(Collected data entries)
* * * * * * *

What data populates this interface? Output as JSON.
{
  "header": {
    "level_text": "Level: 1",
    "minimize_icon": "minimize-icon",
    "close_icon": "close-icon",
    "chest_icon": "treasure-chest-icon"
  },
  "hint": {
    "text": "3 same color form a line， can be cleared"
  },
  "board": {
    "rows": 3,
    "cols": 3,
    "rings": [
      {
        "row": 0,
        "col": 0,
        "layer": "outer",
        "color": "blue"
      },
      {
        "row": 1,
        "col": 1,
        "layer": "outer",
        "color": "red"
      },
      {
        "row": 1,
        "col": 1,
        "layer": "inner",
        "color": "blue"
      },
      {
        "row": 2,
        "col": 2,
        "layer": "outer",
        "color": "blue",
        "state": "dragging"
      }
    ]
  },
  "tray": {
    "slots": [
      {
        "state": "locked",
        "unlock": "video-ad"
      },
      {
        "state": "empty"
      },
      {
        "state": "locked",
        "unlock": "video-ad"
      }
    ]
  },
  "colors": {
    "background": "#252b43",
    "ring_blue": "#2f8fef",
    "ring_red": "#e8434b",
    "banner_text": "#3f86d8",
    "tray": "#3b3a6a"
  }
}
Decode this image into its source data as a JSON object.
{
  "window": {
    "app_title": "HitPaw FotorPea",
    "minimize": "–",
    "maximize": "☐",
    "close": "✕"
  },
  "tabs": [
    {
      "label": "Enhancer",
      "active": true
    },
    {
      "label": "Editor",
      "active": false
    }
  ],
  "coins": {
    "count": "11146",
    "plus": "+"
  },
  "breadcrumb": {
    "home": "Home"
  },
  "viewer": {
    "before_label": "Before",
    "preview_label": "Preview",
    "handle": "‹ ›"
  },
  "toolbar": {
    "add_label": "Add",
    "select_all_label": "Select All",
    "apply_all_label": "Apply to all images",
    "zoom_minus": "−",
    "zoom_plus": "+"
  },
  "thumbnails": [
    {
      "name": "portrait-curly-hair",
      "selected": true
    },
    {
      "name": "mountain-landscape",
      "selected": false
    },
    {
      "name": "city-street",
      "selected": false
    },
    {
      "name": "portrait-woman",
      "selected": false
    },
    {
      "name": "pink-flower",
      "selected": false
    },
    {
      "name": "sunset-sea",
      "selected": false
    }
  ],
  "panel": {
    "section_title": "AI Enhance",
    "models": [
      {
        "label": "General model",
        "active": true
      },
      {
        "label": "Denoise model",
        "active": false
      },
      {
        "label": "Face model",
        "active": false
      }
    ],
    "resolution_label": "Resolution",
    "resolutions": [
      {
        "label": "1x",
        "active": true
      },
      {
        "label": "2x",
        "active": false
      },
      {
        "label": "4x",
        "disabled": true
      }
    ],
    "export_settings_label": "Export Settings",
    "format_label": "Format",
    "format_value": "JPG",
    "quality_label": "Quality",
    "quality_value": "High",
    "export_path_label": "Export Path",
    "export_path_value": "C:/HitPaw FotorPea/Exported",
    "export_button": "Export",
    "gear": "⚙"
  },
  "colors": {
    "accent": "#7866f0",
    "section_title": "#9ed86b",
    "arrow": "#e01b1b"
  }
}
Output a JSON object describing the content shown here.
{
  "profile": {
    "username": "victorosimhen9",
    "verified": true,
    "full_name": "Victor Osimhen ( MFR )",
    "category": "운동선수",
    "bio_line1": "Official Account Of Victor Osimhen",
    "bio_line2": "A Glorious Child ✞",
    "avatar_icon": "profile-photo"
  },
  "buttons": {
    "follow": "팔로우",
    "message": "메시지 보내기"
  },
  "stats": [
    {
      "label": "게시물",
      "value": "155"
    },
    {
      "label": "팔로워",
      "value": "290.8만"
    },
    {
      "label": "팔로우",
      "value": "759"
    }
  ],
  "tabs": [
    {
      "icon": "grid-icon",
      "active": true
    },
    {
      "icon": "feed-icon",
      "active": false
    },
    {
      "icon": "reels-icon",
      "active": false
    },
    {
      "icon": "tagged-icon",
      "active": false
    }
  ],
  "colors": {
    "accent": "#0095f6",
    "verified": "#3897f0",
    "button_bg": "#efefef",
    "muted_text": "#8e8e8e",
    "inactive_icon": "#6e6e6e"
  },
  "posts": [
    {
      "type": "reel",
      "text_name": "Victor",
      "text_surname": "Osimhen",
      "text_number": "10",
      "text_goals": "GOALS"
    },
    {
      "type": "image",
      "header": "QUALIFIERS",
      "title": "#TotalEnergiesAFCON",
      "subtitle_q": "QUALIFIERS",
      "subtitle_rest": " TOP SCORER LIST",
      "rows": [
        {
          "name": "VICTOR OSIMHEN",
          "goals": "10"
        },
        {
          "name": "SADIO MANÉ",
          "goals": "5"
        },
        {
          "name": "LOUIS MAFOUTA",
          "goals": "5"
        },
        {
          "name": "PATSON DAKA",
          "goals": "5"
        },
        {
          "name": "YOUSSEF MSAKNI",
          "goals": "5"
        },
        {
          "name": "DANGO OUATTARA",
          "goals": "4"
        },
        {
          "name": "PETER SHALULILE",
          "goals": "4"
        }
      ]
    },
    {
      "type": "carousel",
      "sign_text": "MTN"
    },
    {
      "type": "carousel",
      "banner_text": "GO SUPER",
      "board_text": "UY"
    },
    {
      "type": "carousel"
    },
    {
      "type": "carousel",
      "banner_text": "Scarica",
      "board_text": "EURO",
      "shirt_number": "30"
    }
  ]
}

* * * * * * *

## PROBLEM TO SOLVE
Using the data above, repeat every line exactly.

## SOLUTION FOR THIS EXERCISE
What data populates this interface? Output as JSON.
{
  "header": {
    "level_text": "Level: 1",
    "minimize_icon": "minimize-icon",
    "close_icon": "close-icon",
    "chest_icon": "treasure-chest-icon"
  },
  "hint": {
    "text": "3 same color form a line， can be cleared"
  },
  "board": {
    "rows": 3,
    "cols": 3,
    "rings": [
      {
        "row": 0,
        "col": 0,
        "layer": "outer",
        "color": "blue"
      },
      {
        "row": 1,
        "col": 1,
        "layer": "outer",
        "color": "red"
      },
      {
        "row": 1,
        "col": 1,
        "layer": "inner",
        "color": "blue"
      },
      {
        "row": 2,
        "col": 2,
        "layer": "outer",
        "color": "blue",
        "state": "dragging"
      }
    ]
  },
  "tray": {
    "slots": [
      {
        "state": "locked",
        "unlock": "video-ad"
      },
      {
        "state": "empty"
      },
      {
        "state": "locked",
        "unlock": "video-ad"
      }
    ]
  },
  "colors": {
    "background": "#252b43",
    "ring_blue": "#2f8fef",
    "ring_red": "#e8434b",
    "banner_text": "#3f86d8",
    "tray": "#3b3a6a"
  }
}
Decode this image into its source data as a JSON object.
{
  "window": {
    "app_title": "HitPaw FotorPea",
    "minimize": "–",
    "maximize": "☐",
    "close": "✕"
  },
  "tabs": [
    {
      "label": "Enhancer",
      "active": true
    },
    {
      "label": "Editor",
      "active": false
    }
  ],
  "coins": {
    "count": "11146",
    "plus": "+"
  },
  "breadcrumb": {
    "home": "Home"
  },
  "viewer": {
    "before_label": "Before",
    "preview_label": "Preview",
    "handle": "‹ ›"
  },
  "toolbar": {
    "add_label": "Add",
    "select_all_label": "Select All",
    "apply_all_label": "Apply to all images",
    "zoom_minus": "−",
    "zoom_plus": "+"
  },
  "thumbnails": [
    {
      "name": "portrait-curly-hair",
      "selected": true
    },
    {
      "name": "mountain-landscape",
      "selected": false
    },
    {
      "name": "city-street",
      "selected": false
    },
    {
      "name": "portrait-woman",
      "selected": false
    },
    {
      "name": "pink-flower",
      "selected": false
    },
    {
      "name": "sunset-sea",
      "selected": false
    }
  ],
  "panel": {
    "section_title": "AI Enhance",
    "models": [
      {
        "label": "General model",
        "active": true
      },
      {
        "label": "Denoise model",
        "active": false
      },
      {
        "label": "Face model",
        "active": false
      }
    ],
    "resolution_label": "Resolution",
    "resolutions": [
      {
        "label": "1x",
        "active": true
      },
      {
        "label": "2x",
        "active": false
      },
      {
        "label": "4x",
        "disabled": true
      }
    ],
    "export_settings_label": "Export Settings",
    "format_label": "Format",
    "format_value": "JPG",
    "quality_label": "Quality",
    "quality_value": "High",
    "export_path_label": "Export Path",
    "export_path_value": "C:/HitPaw FotorPea/Exported",
    "export_button": "Export",
    "gear": "⚙"
  },
  "colors": {
    "accent": "#7866f0",
    "section_title": "#9ed86b",
    "arrow": "#e01b1b"
  }
}
Output a JSON object describing the content shown here.
{
  "profile": {
    "username": "victorosimhen9",
    "verified": true,
    "full_name": "Victor Osimhen ( MFR )",
    "category": "운동선수",
    "bio_line1": "Official Account Of Victor Osimhen",
    "bio_line2": "A Glorious Child ✞",
    "avatar_icon": "profile-photo"
  },
  "buttons": {
    "follow": "팔로우",
    "message": "메시지 보내기"
  },
  "stats": [
    {
      "label": "게시물",
      "value": "155"
    },
    {
      "label": "팔로워",
      "value": "290.8만"
    },
    {
      "label": "팔로우",
      "value": "759"
    }
  ],
  "tabs": [
    {
      "icon": "grid-icon",
      "active": true
    },
    {
      "icon": "feed-icon",
      "active": false
    },
    {
      "icon": "reels-icon",
      "active": false
    },
    {
      "icon": "tagged-icon",
      "active": false
    }
  ],
  "colors": {
    "accent": "#0095f6",
    "verified": "#3897f0",
    "button_bg": "#efefef",
    "muted_text": "#8e8e8e",
    "inactive_icon": "#6e6e6e"
  },
  "posts": [
    {
      "type": "reel",
      "text_name": "Victor",
      "text_surname": "Osimhen",
      "text_number": "10",
      "text_goals": "GOALS"
    },
    {
      "type": "image",
      "header": "QUALIFIERS",
      "title": "#TotalEnergiesAFCON",
      "subtitle_q": "QUALIFIERS",
      "subtitle_rest": " TOP SCORER LIST",
      "rows": [
        {
          "name": "VICTOR OSIMHEN",
          "goals": "10"
        },
        {
          "name": "SADIO MANÉ",
          "goals": "5"
        },
        {
          "name": "LOUIS MAFOUTA",
          "goals": "5"
        },
        {
          "name": "PATSON DAKA",
          "goals": "5"
        },
        {
          "name": "YOUSSEF MSAKNI",
          "goals": "5"
        },
        {
          "name": "DANGO OUATTARA",
          "goals": "4"
        },
        {
          "name": "PETER SHALULILE",
          "goals": "4"
        }
      ]
    },
    {
      "type": "carousel",
      "sign_text": "MTN"
    },
    {
      "type": "carousel",
      "banner_text": "GO SUPER",
      "board_text": "UY"
    },
    {
      "type": "carousel"
    },
    {
      "type": "carousel",
      "banner_text": "Scarica",
      "board_text": "EURO",
      "shirt_number": "30"
    }
  ]
}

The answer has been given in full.